● **GIVEN ENTRIES**
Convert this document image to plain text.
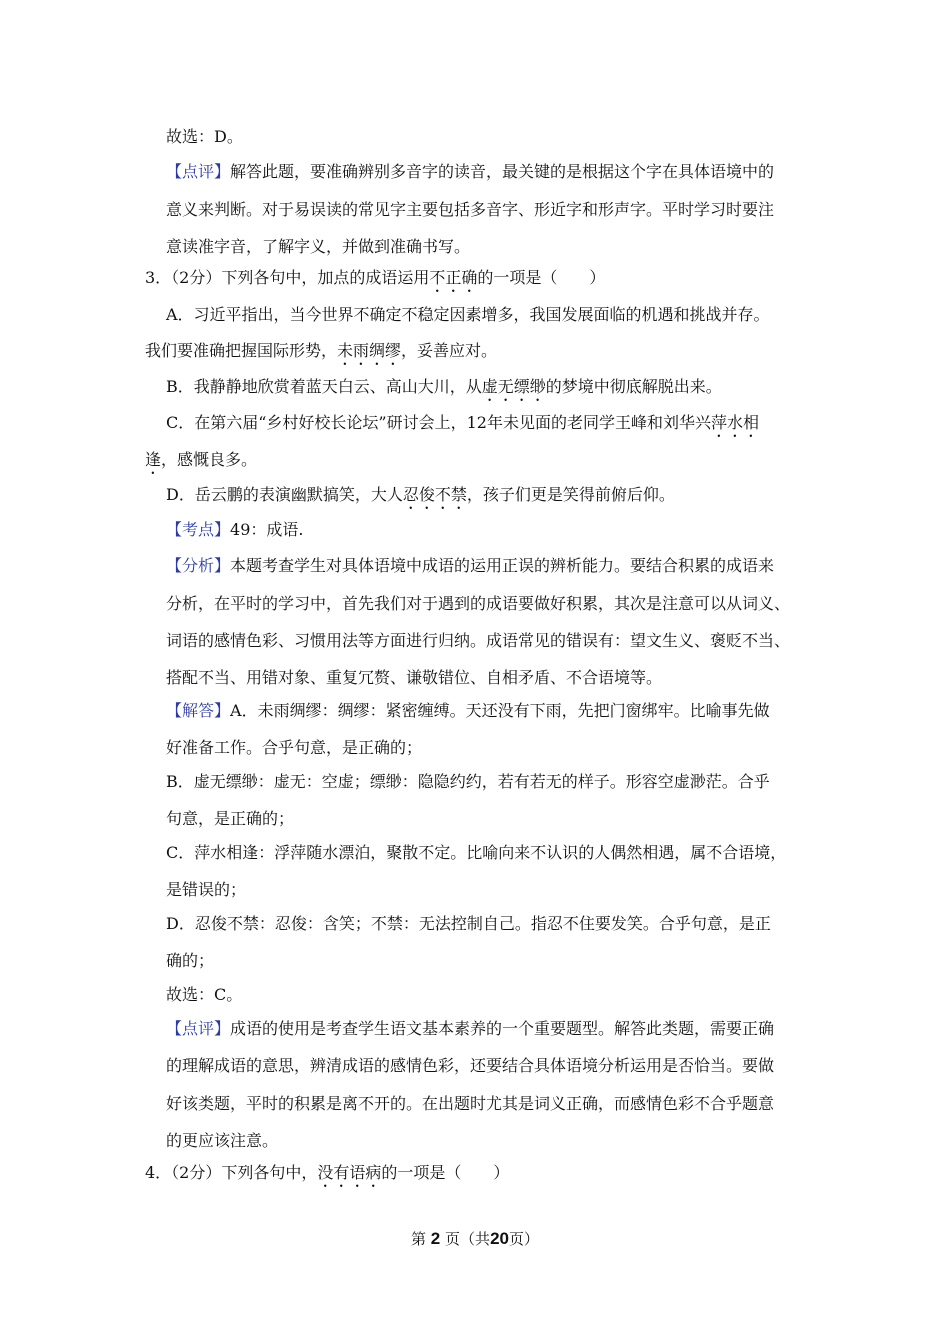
故选：D。
【点评】解答此题，要准确辨别多音字的读音，最关键的是根据这个字在具体语境中的
意义来判断。对于易误读的常见字主要包括多音字、形近字和形声字。平时学习时要注
意读准字音，了解字义，并做到准确书写。
3．（2分）下列各句中，加点的成语运用不正确的一项是（　　）
A．习近平指出，当今世界不确定不稳定因素增多，我国发展面临的机遇和挑战并存。
我们要准确把握国际形势，未雨绸缪，妥善应对。
B．我静静地欣赏着蓝天白云、高山大川，从虚无缥缈的梦境中彻底解脱出来。
C．在第六届“乡村好校长论坛”研讨会上，12年未见面的老同学王峰和刘华兴萍水相
逢，感慨良多。
D．岳云鹏的表演幽默搞笑，大人忍俊不禁，孩子们更是笑得前俯后仰。
【考点】49：成语.
【分析】本题考查学生对具体语境中成语的运用正误的辨析能力。要结合积累的成语来
分析，在平时的学习中，首先我们对于遇到的成语要做好积累，其次是注意可以从词义、
词语的感情色彩、习惯用法等方面进行归纳。成语常见的错误有：望文生义、褒贬不当、
搭配不当、用错对象、重复冗赘、谦敬错位、自相矛盾、不合语境等。
【解答】A．未雨绸缪：绸缪：紧密缠缚。天还没有下雨，先把门窗绑牢。比喻事先做
好准备工作。合乎句意，是正确的；
B．虚无缥缈：虚无：空虚；缥缈：隐隐约约，若有若无的样子。形容空虚渺茫。合乎
句意，是正确的；
C．萍水相逢：浮萍随水漂泊，聚散不定。比喻向来不认识的人偶然相遇，属不合语境，
是错误的；
D．忍俊不禁：忍俊：含笑；不禁：无法控制自己。指忍不住要发笑。合乎句意，是正
确的；
故选：C。
【点评】成语的使用是考查学生语文基本素养的一个重要题型。解答此类题，需要正确
的理解成语的意思，辨清成语的感情色彩，还要结合具体语境分析运用是否恰当。要做
好该类题，平时的积累是离不开的。在出题时尤其是词义正确，而感情色彩不合乎题意
的更应该注意。
4．（2分）下列各句中，没有语病的一项是（　　）
第 2 页（共20页）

● **EXERCISE BRIEF**
Go back to the records above and write them out exactly, without the pictures.

● **RESPONSE**
Convert this document image to plain text.
故选：D。
【点评】解答此题，要准确辨别多音字的读音，最关键的是根据这个字在具体语境中的
意义来判断。对于易误读的常见字主要包括多音字、形近字和形声字。平时学习时要注
意读准字音，了解字义，并做到准确书写。
3．（2分）下列各句中，加点的成语运用不正确的一项是（　　）
A．习近平指出，当今世界不确定不稳定因素增多，我国发展面临的机遇和挑战并存。
我们要准确把握国际形势，未雨绸缪，妥善应对。
B．我静静地欣赏着蓝天白云、高山大川，从虚无缥缈的梦境中彻底解脱出来。
C．在第六届“乡村好校长论坛”研讨会上，12年未见面的老同学王峰和刘华兴萍水相
逢，感慨良多。
D．岳云鹏的表演幽默搞笑，大人忍俊不禁，孩子们更是笑得前俯后仰。
【考点】49：成语.
【分析】本题考查学生对具体语境中成语的运用正误的辨析能力。要结合积累的成语来
分析，在平时的学习中，首先我们对于遇到的成语要做好积累，其次是注意可以从词义、
词语的感情色彩、习惯用法等方面进行归纳。成语常见的错误有：望文生义、褒贬不当、
搭配不当、用错对象、重复冗赘、谦敬错位、自相矛盾、不合语境等。
【解答】A．未雨绸缪：绸缪：紧密缠缚。天还没有下雨，先把门窗绑牢。比喻事先做
好准备工作。合乎句意，是正确的；
B．虚无缥缈：虚无：空虚；缥缈：隐隐约约，若有若无的样子。形容空虚渺茫。合乎
句意，是正确的；
C．萍水相逢：浮萍随水漂泊，聚散不定。比喻向来不认识的人偶然相遇，属不合语境，
是错误的；
D．忍俊不禁：忍俊：含笑；不禁：无法控制自己。指忍不住要发笑。合乎句意，是正
确的；
故选：C。
【点评】成语的使用是考查学生语文基本素养的一个重要题型。解答此类题，需要正确
的理解成语的意思，辨清成语的感情色彩，还要结合具体语境分析运用是否恰当。要做
好该类题，平时的积累是离不开的。在出题时尤其是词义正确，而感情色彩不合乎题意
的更应该注意。
4．（2分）下列各句中，没有语病的一项是（　　）
第 2 页（共20页）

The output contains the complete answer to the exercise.